Tell how many lines include the string "this". Answer with a single number.

(begin)

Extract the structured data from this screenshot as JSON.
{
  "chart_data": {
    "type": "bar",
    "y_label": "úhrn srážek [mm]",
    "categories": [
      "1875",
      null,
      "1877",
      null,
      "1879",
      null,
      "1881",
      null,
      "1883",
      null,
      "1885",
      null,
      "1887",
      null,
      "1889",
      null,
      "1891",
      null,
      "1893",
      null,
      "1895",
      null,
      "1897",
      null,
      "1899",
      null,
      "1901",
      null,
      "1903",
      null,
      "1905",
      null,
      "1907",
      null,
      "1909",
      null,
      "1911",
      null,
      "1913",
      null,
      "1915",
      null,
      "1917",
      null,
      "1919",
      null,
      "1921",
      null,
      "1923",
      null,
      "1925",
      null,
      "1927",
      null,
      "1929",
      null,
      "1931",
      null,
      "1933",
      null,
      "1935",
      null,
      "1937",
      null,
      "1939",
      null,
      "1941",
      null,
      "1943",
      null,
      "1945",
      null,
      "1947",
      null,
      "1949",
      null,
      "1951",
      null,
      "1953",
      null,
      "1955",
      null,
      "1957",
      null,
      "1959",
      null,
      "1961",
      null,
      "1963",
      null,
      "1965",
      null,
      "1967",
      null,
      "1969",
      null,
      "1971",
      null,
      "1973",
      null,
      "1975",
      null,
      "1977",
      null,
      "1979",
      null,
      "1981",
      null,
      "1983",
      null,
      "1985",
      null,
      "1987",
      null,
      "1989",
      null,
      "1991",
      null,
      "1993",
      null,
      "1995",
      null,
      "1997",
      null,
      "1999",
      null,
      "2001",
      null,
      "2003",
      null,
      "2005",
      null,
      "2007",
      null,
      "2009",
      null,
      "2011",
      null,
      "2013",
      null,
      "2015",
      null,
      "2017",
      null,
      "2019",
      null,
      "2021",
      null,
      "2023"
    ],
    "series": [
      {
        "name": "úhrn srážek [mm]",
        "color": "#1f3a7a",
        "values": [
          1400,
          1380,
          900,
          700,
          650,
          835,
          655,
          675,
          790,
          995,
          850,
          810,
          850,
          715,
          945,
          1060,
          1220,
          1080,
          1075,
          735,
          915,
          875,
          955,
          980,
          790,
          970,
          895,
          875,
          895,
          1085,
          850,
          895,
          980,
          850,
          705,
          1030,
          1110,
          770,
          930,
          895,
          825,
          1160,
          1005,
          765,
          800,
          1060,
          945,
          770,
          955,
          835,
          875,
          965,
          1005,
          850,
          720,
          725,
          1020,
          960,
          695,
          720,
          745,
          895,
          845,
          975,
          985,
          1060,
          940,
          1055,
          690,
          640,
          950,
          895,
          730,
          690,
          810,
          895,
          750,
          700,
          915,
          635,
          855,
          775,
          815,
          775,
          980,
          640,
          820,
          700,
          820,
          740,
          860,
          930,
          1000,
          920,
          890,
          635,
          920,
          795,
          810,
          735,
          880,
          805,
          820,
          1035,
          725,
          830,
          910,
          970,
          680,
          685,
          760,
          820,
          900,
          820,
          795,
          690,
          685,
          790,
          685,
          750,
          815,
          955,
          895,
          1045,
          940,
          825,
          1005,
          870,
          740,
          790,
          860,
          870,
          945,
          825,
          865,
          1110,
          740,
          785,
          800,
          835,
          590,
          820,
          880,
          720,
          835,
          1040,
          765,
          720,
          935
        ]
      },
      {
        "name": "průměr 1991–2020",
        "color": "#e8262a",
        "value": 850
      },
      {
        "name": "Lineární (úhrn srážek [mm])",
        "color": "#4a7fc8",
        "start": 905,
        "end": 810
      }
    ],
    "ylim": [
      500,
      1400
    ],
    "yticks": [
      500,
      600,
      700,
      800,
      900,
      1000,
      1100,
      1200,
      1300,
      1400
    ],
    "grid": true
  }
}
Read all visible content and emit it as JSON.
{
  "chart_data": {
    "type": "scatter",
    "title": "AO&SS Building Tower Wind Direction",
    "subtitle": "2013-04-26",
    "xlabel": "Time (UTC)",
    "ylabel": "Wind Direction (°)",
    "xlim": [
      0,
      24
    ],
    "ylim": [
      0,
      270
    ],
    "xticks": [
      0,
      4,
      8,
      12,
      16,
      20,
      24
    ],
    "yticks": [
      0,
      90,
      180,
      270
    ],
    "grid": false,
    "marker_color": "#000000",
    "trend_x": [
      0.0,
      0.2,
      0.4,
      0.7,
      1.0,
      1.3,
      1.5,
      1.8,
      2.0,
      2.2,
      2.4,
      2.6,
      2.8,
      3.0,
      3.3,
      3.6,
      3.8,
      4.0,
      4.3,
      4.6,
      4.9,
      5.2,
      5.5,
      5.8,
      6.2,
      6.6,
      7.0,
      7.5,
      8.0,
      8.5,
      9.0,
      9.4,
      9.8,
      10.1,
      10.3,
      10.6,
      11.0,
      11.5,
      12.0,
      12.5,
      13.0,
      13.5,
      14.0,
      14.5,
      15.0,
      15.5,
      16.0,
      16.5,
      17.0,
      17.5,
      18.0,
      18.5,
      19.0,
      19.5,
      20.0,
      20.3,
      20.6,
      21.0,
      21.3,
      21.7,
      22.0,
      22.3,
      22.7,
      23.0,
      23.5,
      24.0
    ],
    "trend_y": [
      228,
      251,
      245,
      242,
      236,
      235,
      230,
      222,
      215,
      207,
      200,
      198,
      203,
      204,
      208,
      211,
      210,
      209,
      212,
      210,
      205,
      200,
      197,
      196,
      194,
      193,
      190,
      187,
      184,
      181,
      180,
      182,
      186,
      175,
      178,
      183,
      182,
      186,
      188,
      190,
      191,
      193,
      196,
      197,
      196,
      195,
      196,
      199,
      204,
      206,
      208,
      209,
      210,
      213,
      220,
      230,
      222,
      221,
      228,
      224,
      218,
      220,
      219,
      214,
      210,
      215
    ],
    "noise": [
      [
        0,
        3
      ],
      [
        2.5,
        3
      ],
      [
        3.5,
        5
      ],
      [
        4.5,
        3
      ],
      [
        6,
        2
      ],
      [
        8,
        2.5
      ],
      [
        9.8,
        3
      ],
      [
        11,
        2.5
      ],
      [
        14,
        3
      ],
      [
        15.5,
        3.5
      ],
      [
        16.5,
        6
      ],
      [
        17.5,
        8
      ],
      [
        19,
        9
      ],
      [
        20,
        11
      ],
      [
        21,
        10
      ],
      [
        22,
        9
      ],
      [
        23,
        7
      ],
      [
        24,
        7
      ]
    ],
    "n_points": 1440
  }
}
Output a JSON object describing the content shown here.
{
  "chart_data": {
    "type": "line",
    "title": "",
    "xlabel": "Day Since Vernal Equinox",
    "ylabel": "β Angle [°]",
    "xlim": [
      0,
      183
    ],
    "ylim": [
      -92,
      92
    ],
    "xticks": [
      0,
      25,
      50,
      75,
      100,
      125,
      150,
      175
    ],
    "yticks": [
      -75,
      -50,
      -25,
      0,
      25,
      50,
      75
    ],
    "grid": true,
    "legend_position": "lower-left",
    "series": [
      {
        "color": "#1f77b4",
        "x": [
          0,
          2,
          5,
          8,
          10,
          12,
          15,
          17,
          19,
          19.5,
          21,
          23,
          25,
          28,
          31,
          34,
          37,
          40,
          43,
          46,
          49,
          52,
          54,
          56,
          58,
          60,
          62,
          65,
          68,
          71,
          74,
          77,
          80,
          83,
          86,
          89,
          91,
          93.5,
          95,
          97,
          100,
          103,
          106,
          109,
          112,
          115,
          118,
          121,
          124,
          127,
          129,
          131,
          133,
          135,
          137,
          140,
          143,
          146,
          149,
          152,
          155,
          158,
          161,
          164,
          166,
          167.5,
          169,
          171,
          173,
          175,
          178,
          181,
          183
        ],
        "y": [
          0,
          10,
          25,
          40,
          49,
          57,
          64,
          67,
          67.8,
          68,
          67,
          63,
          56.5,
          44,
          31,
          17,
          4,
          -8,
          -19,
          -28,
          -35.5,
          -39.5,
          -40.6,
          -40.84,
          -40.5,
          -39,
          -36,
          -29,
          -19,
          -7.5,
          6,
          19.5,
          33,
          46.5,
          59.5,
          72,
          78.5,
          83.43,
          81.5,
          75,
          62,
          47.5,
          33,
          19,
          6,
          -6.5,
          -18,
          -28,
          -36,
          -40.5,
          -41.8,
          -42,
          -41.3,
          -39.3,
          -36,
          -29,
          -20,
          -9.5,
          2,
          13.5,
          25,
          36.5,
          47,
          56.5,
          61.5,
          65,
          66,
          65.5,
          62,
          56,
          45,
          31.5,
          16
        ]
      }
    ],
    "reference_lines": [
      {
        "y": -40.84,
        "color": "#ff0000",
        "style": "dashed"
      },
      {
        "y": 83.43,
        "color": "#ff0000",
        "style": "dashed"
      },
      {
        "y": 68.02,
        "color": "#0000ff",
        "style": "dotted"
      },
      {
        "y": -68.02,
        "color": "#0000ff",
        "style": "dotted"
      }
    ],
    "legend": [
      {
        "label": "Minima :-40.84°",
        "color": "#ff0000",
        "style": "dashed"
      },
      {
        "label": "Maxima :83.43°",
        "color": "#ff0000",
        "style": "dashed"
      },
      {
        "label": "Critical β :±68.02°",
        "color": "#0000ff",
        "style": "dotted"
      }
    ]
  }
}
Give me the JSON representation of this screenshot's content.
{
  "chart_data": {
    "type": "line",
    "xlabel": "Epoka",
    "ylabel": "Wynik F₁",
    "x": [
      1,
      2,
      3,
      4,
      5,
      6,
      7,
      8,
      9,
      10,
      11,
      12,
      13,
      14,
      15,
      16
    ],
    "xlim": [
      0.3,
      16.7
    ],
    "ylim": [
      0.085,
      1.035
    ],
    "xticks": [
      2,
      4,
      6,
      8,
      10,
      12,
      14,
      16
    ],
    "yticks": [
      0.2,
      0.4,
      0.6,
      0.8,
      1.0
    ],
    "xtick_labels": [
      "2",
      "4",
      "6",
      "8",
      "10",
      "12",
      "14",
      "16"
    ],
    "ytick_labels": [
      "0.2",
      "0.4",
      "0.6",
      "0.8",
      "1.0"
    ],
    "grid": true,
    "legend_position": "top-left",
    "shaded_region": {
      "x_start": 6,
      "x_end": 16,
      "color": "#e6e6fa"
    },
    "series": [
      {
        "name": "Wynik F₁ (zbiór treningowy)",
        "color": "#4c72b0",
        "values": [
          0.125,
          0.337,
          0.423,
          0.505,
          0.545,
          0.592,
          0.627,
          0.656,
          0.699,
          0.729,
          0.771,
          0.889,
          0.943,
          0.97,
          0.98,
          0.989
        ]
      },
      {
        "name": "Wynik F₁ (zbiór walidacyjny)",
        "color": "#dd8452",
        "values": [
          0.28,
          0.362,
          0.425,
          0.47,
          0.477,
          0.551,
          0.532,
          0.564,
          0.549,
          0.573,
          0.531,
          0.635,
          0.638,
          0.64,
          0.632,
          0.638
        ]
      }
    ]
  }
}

(end)

SOLVED PROBLEM: 2